(Dataset entries)
--------------------------------------------------

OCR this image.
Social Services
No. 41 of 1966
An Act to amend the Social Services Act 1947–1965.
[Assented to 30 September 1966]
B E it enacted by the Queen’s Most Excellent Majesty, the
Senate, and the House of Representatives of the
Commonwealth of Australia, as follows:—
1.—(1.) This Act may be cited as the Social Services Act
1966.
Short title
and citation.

--------------------------------------------------

Short exercise: Above are the records; retype them all without a single difference.

Task response:
OCR this image.
Social Services
No. 41 of 1966
An Act to amend the Social Services Act 1947–1965.
[Assented to 30 September 1966]
B E it enacted by the Queen’s Most Excellent Majesty, the
Senate, and the House of Representatives of the
Commonwealth of Australia, as follows:—
1.—(1.) This Act may be cited as the Social Services Act
1966.
Short title
and citation.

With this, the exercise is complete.